++++ Data section

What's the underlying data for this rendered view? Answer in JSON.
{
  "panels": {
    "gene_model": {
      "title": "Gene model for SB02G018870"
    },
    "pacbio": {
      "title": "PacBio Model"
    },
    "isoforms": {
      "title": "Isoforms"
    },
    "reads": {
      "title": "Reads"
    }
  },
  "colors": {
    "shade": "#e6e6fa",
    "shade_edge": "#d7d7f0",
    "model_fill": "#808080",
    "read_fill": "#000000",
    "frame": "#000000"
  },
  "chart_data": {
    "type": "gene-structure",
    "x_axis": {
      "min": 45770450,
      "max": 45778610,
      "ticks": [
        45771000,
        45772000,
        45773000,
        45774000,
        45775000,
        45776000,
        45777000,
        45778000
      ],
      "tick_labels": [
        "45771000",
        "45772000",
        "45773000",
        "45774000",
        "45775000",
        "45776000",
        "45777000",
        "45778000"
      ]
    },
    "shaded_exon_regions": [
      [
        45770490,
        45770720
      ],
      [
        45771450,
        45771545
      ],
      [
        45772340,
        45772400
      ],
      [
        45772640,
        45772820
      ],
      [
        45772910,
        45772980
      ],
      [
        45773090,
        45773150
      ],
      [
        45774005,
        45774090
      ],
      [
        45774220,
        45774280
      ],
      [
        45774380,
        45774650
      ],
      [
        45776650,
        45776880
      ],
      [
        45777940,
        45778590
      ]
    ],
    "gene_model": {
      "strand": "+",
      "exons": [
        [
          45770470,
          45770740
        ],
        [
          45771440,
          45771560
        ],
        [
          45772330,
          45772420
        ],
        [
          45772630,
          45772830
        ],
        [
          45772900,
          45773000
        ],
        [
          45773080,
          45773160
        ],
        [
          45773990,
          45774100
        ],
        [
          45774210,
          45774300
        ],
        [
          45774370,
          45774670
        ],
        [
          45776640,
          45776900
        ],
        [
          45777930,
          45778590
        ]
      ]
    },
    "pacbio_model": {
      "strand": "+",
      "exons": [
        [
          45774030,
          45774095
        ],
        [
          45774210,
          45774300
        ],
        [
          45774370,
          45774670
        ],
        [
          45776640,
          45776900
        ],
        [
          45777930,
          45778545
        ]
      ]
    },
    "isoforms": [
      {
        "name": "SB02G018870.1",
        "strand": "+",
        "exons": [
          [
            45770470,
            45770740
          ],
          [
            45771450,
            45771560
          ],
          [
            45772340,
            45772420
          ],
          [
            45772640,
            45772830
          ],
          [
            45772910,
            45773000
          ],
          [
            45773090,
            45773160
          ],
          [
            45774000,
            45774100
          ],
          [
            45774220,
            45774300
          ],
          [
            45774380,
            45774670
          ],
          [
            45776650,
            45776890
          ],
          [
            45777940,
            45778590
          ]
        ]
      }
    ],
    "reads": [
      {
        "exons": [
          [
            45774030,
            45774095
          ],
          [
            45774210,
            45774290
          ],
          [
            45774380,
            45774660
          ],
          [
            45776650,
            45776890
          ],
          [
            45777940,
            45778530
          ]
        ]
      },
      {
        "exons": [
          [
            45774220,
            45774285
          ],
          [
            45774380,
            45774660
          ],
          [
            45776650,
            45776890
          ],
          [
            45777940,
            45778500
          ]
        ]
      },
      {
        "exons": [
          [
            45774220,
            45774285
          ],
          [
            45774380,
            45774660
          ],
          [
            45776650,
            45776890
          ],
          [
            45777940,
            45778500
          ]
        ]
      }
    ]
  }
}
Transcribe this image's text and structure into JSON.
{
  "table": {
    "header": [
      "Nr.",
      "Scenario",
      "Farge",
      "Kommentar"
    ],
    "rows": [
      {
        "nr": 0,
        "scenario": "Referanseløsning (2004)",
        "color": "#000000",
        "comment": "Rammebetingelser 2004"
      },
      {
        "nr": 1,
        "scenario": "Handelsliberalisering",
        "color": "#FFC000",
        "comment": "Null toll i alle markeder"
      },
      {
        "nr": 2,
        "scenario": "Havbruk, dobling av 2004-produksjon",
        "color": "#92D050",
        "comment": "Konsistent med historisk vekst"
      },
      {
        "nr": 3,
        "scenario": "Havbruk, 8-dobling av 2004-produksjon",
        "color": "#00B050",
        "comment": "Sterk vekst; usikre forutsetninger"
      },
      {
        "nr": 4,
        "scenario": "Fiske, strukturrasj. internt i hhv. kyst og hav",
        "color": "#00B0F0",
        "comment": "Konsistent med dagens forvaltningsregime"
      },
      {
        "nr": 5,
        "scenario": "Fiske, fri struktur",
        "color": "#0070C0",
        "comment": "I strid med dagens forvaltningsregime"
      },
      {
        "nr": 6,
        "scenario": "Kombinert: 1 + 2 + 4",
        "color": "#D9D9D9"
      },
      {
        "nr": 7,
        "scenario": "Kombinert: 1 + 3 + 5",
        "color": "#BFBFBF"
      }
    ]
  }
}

++++++++

**Aim of the exercise**
Output the entries verbatim.

**In response**
What's the underlying data for this rendered view? Answer in JSON.
{
  "panels": {
    "gene_model": {
      "title": "Gene model for SB02G018870"
    },
    "pacbio": {
      "title": "PacBio Model"
    },
    "isoforms": {
      "title": "Isoforms"
    },
    "reads": {
      "title": "Reads"
    }
  },
  "colors": {
    "shade": "#e6e6fa",
    "shade_edge": "#d7d7f0",
    "model_fill": "#808080",
    "read_fill": "#000000",
    "frame": "#000000"
  },
  "chart_data": {
    "type": "gene-structure",
    "x_axis": {
      "min": 45770450,
      "max": 45778610,
      "ticks": [
        45771000,
        45772000,
        45773000,
        45774000,
        45775000,
        45776000,
        45777000,
        45778000
      ],
      "tick_labels": [
        "45771000",
        "45772000",
        "45773000",
        "45774000",
        "45775000",
        "45776000",
        "45777000",
        "45778000"
      ]
    },
    "shaded_exon_regions": [
      [
        45770490,
        45770720
      ],
      [
        45771450,
        45771545
      ],
      [
        45772340,
        45772400
      ],
      [
        45772640,
        45772820
      ],
      [
        45772910,
        45772980
      ],
      [
        45773090,
        45773150
      ],
      [
        45774005,
        45774090
      ],
      [
        45774220,
        45774280
      ],
      [
        45774380,
        45774650
      ],
      [
        45776650,
        45776880
      ],
      [
        45777940,
        45778590
      ]
    ],
    "gene_model": {
      "strand": "+",
      "exons": [
        [
          45770470,
          45770740
        ],
        [
          45771440,
          45771560
        ],
        [
          45772330,
          45772420
        ],
        [
          45772630,
          45772830
        ],
        [
          45772900,
          45773000
        ],
        [
          45773080,
          45773160
        ],
        [
          45773990,
          45774100
        ],
        [
          45774210,
          45774300
        ],
        [
          45774370,
          45774670
        ],
        [
          45776640,
          45776900
        ],
        [
          45777930,
          45778590
        ]
      ]
    },
    "pacbio_model": {
      "strand": "+",
      "exons": [
        [
          45774030,
          45774095
        ],
        [
          45774210,
          45774300
        ],
        [
          45774370,
          45774670
        ],
        [
          45776640,
          45776900
        ],
        [
          45777930,
          45778545
        ]
      ]
    },
    "isoforms": [
      {
        "name": "SB02G018870.1",
        "strand": "+",
        "exons": [
          [
            45770470,
            45770740
          ],
          [
            45771450,
            45771560
          ],
          [
            45772340,
            45772420
          ],
          [
            45772640,
            45772830
          ],
          [
            45772910,
            45773000
          ],
          [
            45773090,
            45773160
          ],
          [
            45774000,
            45774100
          ],
          [
            45774220,
            45774300
          ],
          [
            45774380,
            45774670
          ],
          [
            45776650,
            45776890
          ],
          [
            45777940,
            45778590
          ]
        ]
      }
    ],
    "reads": [
      {
        "exons": [
          [
            45774030,
            45774095
          ],
          [
            45774210,
            45774290
          ],
          [
            45774380,
            45774660
          ],
          [
            45776650,
            45776890
          ],
          [
            45777940,
            45778530
          ]
        ]
      },
      {
        "exons": [
          [
            45774220,
            45774285
          ],
          [
            45774380,
            45774660
          ],
          [
            45776650,
            45776890
          ],
          [
            45777940,
            45778500
          ]
        ]
      },
      {
        "exons": [
          [
            45774220,
            45774285
          ],
          [
            45774380,
            45774660
          ],
          [
            45776650,
            45776890
          ],
          [
            45777940,
            45778500
          ]
        ]
      }
    ]
  }
}
Transcribe this image's text and structure into JSON.
{
  "table": {
    "header": [
      "Nr.",
      "Scenario",
      "Farge",
      "Kommentar"
    ],
    "rows": [
      {
        "nr": 0,
        "scenario": "Referanseløsning (2004)",
        "color": "#000000",
        "comment": "Rammebetingelser 2004"
      },
      {
        "nr": 1,
        "scenario": "Handelsliberalisering",
        "color": "#FFC000",
        "comment": "Null toll i alle markeder"
      },
      {
        "nr": 2,
        "scenario": "Havbruk, dobling av 2004-produksjon",
        "color": "#92D050",
        "comment": "Konsistent med historisk vekst"
      },
      {
        "nr": 3,
        "scenario": "Havbruk, 8-dobling av 2004-produksjon",
        "color": "#00B050",
        "comment": "Sterk vekst; usikre forutsetninger"
      },
      {
        "nr": 4,
        "scenario": "Fiske, strukturrasj. internt i hhv. kyst og hav",
        "color": "#00B0F0",
        "comment": "Konsistent med dagens forvaltningsregime"
      },
      {
        "nr": 5,
        "scenario": "Fiske, fri struktur",
        "color": "#0070C0",
        "comment": "I strid med dagens forvaltningsregime"
      },
      {
        "nr": 6,
        "scenario": "Kombinert: 1 + 2 + 4",
        "color": "#D9D9D9"
      },
      {
        "nr": 7,
        "scenario": "Kombinert: 1 + 3 + 5",
        "color": "#BFBFBF"
      }
    ]
  }
}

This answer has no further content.